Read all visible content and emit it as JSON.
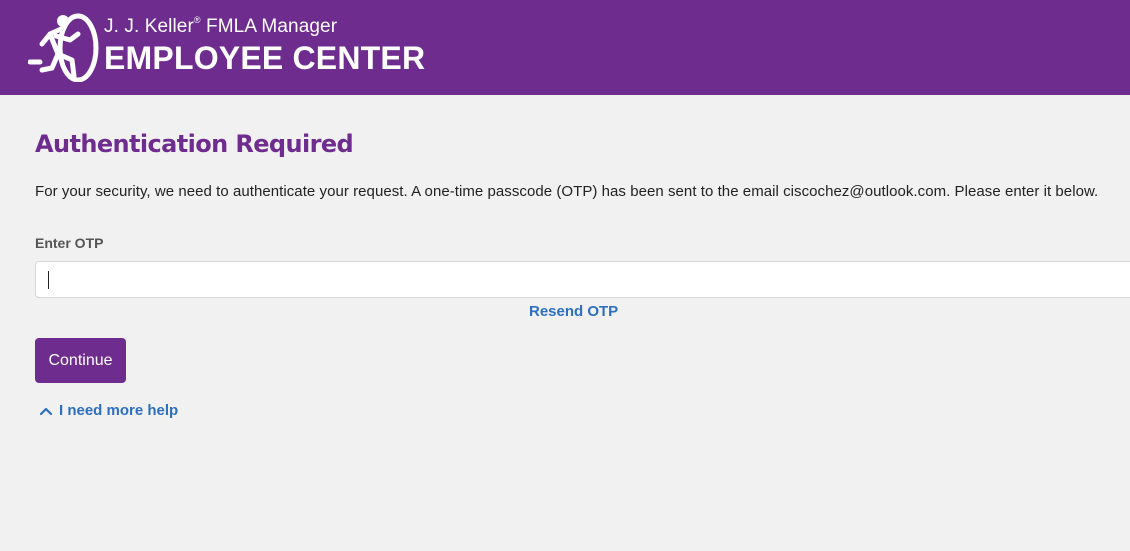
{
  "header": {
    "brand_line1_prefix": "J. J. Keller",
    "brand_registered_mark": "®",
    "brand_line1_suffix": "FMLA Manager",
    "brand_line2": "EMPLOYEE CENTER",
    "logo_icon": "running-figure-icon"
  },
  "main": {
    "title": "Authentication Required",
    "instructions": "For your security, we need to authenticate your request. A one-time passcode (OTP) has been sent to the email ciscochez@outlook.com. Please enter it below.",
    "otp_label": "Enter OTP",
    "otp_value": "",
    "resend_label": "Resend OTP",
    "continue_label": "Continue",
    "help_label": "I need more help",
    "help_icon": "chevron-up-icon"
  },
  "colors": {
    "brand_purple": "#6e2c8e",
    "link_blue": "#2d6fbf",
    "page_background": "#f2f1f2"
  }
}
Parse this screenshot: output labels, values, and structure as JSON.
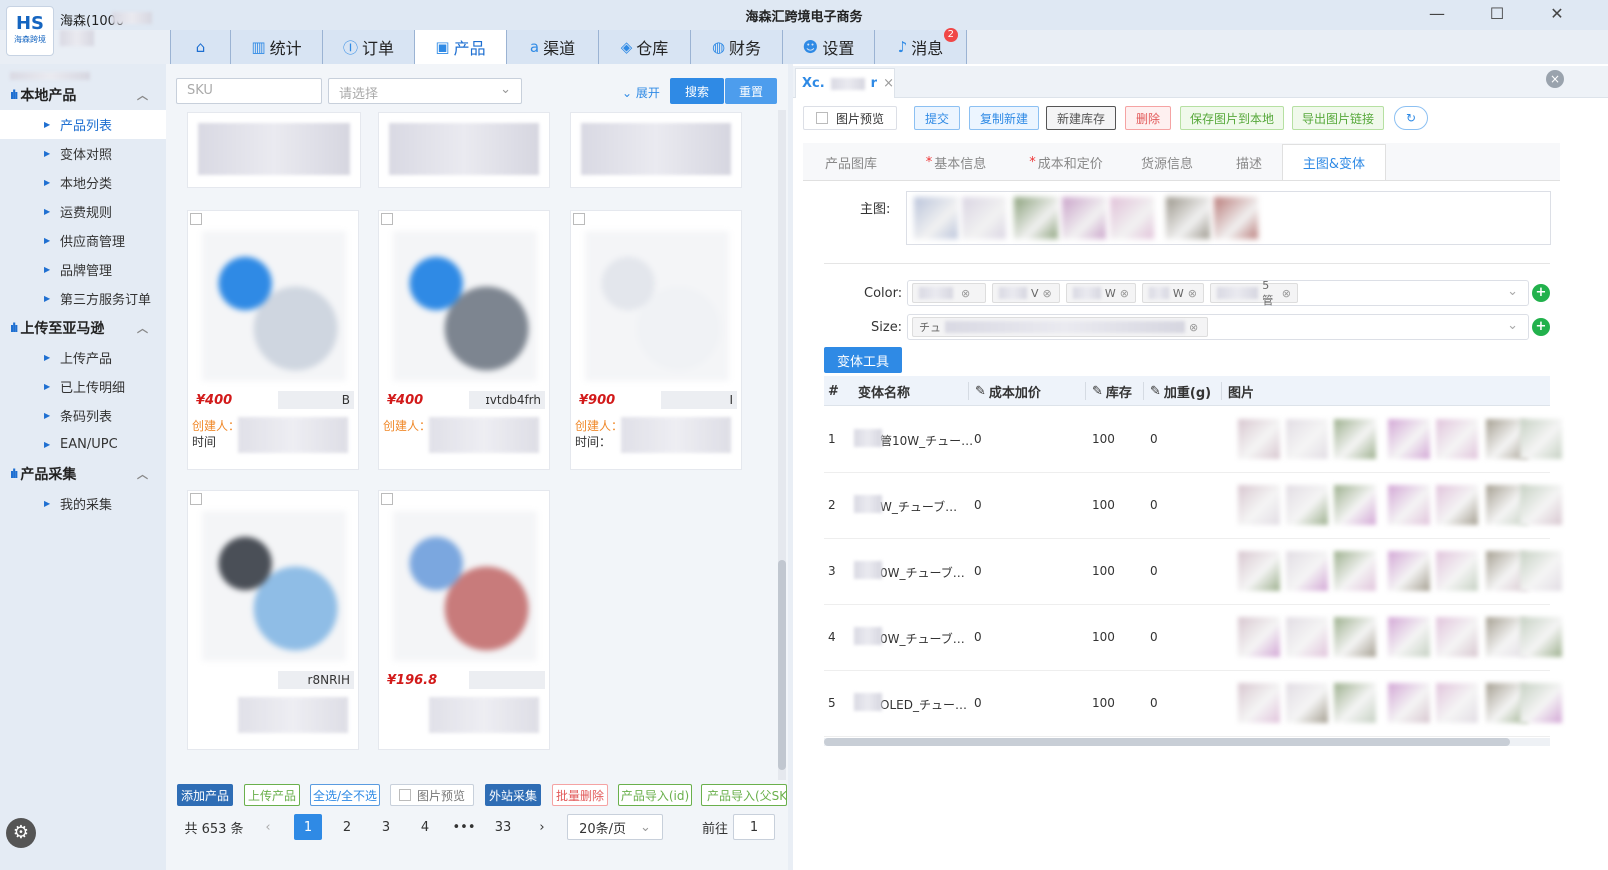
{
  "window": {
    "title": "海森汇跨境电子商务",
    "user": "海森(1000",
    "logo_text": "HS",
    "logo_sub": "海森跨境"
  },
  "nav": {
    "tabs": [
      {
        "label": "",
        "icon": "home-icon",
        "glyph": "⌂"
      },
      {
        "label": "统计",
        "icon": "chart-icon",
        "glyph": "▥"
      },
      {
        "label": "订单",
        "icon": "order-icon",
        "glyph": "Ⓘ"
      },
      {
        "label": "产品",
        "icon": "box-icon",
        "glyph": "▣"
      },
      {
        "label": "渠道",
        "icon": "amazon-icon",
        "glyph": "a"
      },
      {
        "label": "仓库",
        "icon": "warehouse-icon",
        "glyph": "◈"
      },
      {
        "label": "财务",
        "icon": "money-bag-icon",
        "glyph": "◍"
      },
      {
        "label": "设置",
        "icon": "user-settings-icon",
        "glyph": "☻"
      },
      {
        "label": "消息",
        "icon": "bell-icon",
        "glyph": "♪"
      }
    ],
    "active_index": 3,
    "message_badge": "2"
  },
  "sidebar": {
    "groups": [
      {
        "label": "本地产品",
        "items": [
          "产品列表",
          "变体对照",
          "本地分类",
          "运费规则",
          "供应商管理",
          "品牌管理",
          "第三方服务订单"
        ]
      },
      {
        "label": "上传至亚马逊",
        "items": [
          "上传产品",
          "已上传明细",
          "条码列表",
          "EAN/UPC"
        ]
      },
      {
        "label": "产品采集",
        "items": [
          "我的采集"
        ]
      }
    ],
    "active_item": "产品列表"
  },
  "search": {
    "sku_placeholder": "SKU",
    "select_placeholder": "请选择",
    "expand_label": "展开",
    "search_label": "搜索",
    "reset_label": "重置"
  },
  "products": [
    {
      "price": "¥400",
      "code": "B",
      "creator_label": "创建人：",
      "time_label": "时间"
    },
    {
      "price": "¥400",
      "code": "ɪvtdb4frh",
      "creator_label": "创建人：",
      "time_label": ""
    },
    {
      "price": "¥900",
      "code": "I",
      "creator_label": "创建人：",
      "time_label": "时间："
    },
    {
      "price": "",
      "code": "r8NRIH",
      "creator_label": "",
      "time_label": ""
    },
    {
      "price": "¥196.8",
      "code": "",
      "creator_label": "",
      "time_label": ""
    }
  ],
  "bottom_toolbar": [
    "添加产品",
    "上传产品",
    "全选/全不选",
    "图片预览",
    "外站采集",
    "批量删除",
    "产品导入(id)",
    "产品导入(父SKU"
  ],
  "pagination": {
    "total": "共 653 条",
    "pages": [
      "1",
      "2",
      "3",
      "4",
      "•••",
      "33"
    ],
    "current": "1",
    "page_size": "20条/页",
    "goto_label": "前往",
    "goto_value": "1",
    "prev": "‹",
    "next": "›"
  },
  "detail": {
    "tab_title": "Xc.",
    "tab_title_tail": "r",
    "toolbar": [
      "图片预览",
      "提交",
      "复制新建",
      "新建库存",
      "删除",
      "保存图片到本地",
      "导出图片链接",
      "↻"
    ],
    "tabs": [
      "产品图库",
      "基本信息",
      "成本和定价",
      "货源信息",
      "描述",
      "主图&变体"
    ],
    "required_tabs": [
      "基本信息",
      "成本和定价"
    ],
    "active_tab": "主图&变体",
    "main_image_label": "主图:",
    "color_label": "Color:",
    "color_tags": [
      "",
      "V",
      "W",
      "W",
      "5管"
    ],
    "size_label": "Size:",
    "size_prefix": "チュ",
    "variant_tool_label": "变体工具",
    "columns": [
      "#",
      "变体名称",
      "成本加价",
      "库存",
      "加重(g)",
      "图片"
    ],
    "rows": [
      {
        "idx": "1",
        "name": "管10W_チュー…",
        "cost": "0",
        "stock": "100",
        "weight": "0"
      },
      {
        "idx": "2",
        "name": "W_チューブ…",
        "cost": "0",
        "stock": "100",
        "weight": "0"
      },
      {
        "idx": "3",
        "name": "0W_チューブ…",
        "cost": "0",
        "stock": "100",
        "weight": "0"
      },
      {
        "idx": "4",
        "name": "0W_チューブ…",
        "cost": "0",
        "stock": "100",
        "weight": "0"
      },
      {
        "idx": "5",
        "name": "OLED_チュー…",
        "cost": "0",
        "stock": "100",
        "weight": "0"
      }
    ]
  },
  "colors": {
    "accent": "#2f8ae5",
    "price": "#d21a1a",
    "creator": "#f0892a",
    "add_green": "#22b14c",
    "danger": "#f04747"
  }
}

◆ ◆ ◆ ◆ ◆

• What to work on
Output the data exactly. Pictures don't belong in the result.

• Worked solution
Read all visible content and emit it as JSON.
{
  "header": {
    "brand_line1_prefix": "J. J. Keller",
    "brand_registered_mark": "®",
    "brand_line1_suffix": "FMLA Manager",
    "brand_line2": "EMPLOYEE CENTER",
    "logo_icon": "running-figure-icon"
  },
  "main": {
    "title": "Authentication Required",
    "instructions": "For your security, we need to authenticate your request. A one-time passcode (OTP) has been sent to the email ciscochez@outlook.com. Please enter it below.",
    "otp_label": "Enter OTP",
    "otp_value": "",
    "resend_label": "Resend OTP",
    "continue_label": "Continue",
    "help_label": "I need more help",
    "help_icon": "chevron-up-icon"
  },
  "colors": {
    "brand_purple": "#6e2c8e",
    "link_blue": "#2d6fbf",
    "page_background": "#f2f1f2"
  }
}
Parse this screenshot: output labels, values, and structure as JSON.
{
  "window": {
    "title": "海森汇跨境电子商务",
    "user": "海森(1000",
    "logo_text": "HS",
    "logo_sub": "海森跨境"
  },
  "nav": {
    "tabs": [
      {
        "label": "",
        "icon": "home-icon",
        "glyph": "⌂"
      },
      {
        "label": "统计",
        "icon": "chart-icon",
        "glyph": "▥"
      },
      {
        "label": "订单",
        "icon": "order-icon",
        "glyph": "Ⓘ"
      },
      {
        "label": "产品",
        "icon": "box-icon",
        "glyph": "▣"
      },
      {
        "label": "渠道",
        "icon": "amazon-icon",
        "glyph": "a"
      },
      {
        "label": "仓库",
        "icon": "warehouse-icon",
        "glyph": "◈"
      },
      {
        "label": "财务",
        "icon": "money-bag-icon",
        "glyph": "◍"
      },
      {
        "label": "设置",
        "icon": "user-settings-icon",
        "glyph": "☻"
      },
      {
        "label": "消息",
        "icon": "bell-icon",
        "glyph": "♪"
      }
    ],
    "active_index": 3,
    "message_badge": "2"
  },
  "sidebar": {
    "groups": [
      {
        "label": "本地产品",
        "items": [
          "产品列表",
          "变体对照",
          "本地分类",
          "运费规则",
          "供应商管理",
          "品牌管理",
          "第三方服务订单"
        ]
      },
      {
        "label": "上传至亚马逊",
        "items": [
          "上传产品",
          "已上传明细",
          "条码列表",
          "EAN/UPC"
        ]
      },
      {
        "label": "产品采集",
        "items": [
          "我的采集"
        ]
      }
    ],
    "active_item": "产品列表"
  },
  "search": {
    "sku_placeholder": "SKU",
    "select_placeholder": "请选择",
    "expand_label": "展开",
    "search_label": "搜索",
    "reset_label": "重置"
  },
  "products": [
    {
      "price": "¥400",
      "code": "B",
      "creator_label": "创建人：",
      "time_label": "时间"
    },
    {
      "price": "¥400",
      "code": "ɪvtdb4frh",
      "creator_label": "创建人：",
      "time_label": ""
    },
    {
      "price": "¥900",
      "code": "I",
      "creator_label": "创建人：",
      "time_label": "时间："
    },
    {
      "price": "",
      "code": "r8NRIH",
      "creator_label": "",
      "time_label": ""
    },
    {
      "price": "¥196.8",
      "code": "",
      "creator_label": "",
      "time_label": ""
    }
  ],
  "bottom_toolbar": [
    "添加产品",
    "上传产品",
    "全选/全不选",
    "图片预览",
    "外站采集",
    "批量删除",
    "产品导入(id)",
    "产品导入(父SKU"
  ],
  "pagination": {
    "total": "共 653 条",
    "pages": [
      "1",
      "2",
      "3",
      "4",
      "•••",
      "33"
    ],
    "current": "1",
    "page_size": "20条/页",
    "goto_label": "前往",
    "goto_value": "1",
    "prev": "‹",
    "next": "›"
  },
  "detail": {
    "tab_title": "Xc.",
    "tab_title_tail": "r",
    "toolbar": [
      "图片预览",
      "提交",
      "复制新建",
      "新建库存",
      "删除",
      "保存图片到本地",
      "导出图片链接",
      "↻"
    ],
    "tabs": [
      "产品图库",
      "基本信息",
      "成本和定价",
      "货源信息",
      "描述",
      "主图&变体"
    ],
    "required_tabs": [
      "基本信息",
      "成本和定价"
    ],
    "active_tab": "主图&变体",
    "main_image_label": "主图:",
    "color_label": "Color:",
    "color_tags": [
      "",
      "V",
      "W",
      "W",
      "5管"
    ],
    "size_label": "Size:",
    "size_prefix": "チュ",
    "variant_tool_label": "变体工具",
    "columns": [
      "#",
      "变体名称",
      "成本加价",
      "库存",
      "加重(g)",
      "图片"
    ],
    "rows": [
      {
        "idx": "1",
        "name": "管10W_チュー…",
        "cost": "0",
        "stock": "100",
        "weight": "0"
      },
      {
        "idx": "2",
        "name": "W_チューブ…",
        "cost": "0",
        "stock": "100",
        "weight": "0"
      },
      {
        "idx": "3",
        "name": "0W_チューブ…",
        "cost": "0",
        "stock": "100",
        "weight": "0"
      },
      {
        "idx": "4",
        "name": "0W_チューブ…",
        "cost": "0",
        "stock": "100",
        "weight": "0"
      },
      {
        "idx": "5",
        "name": "OLED_チュー…",
        "cost": "0",
        "stock": "100",
        "weight": "0"
      }
    ]
  },
  "colors": {
    "accent": "#2f8ae5",
    "price": "#d21a1a",
    "creator": "#f0892a",
    "add_green": "#22b14c",
    "danger": "#f04747"
  }
}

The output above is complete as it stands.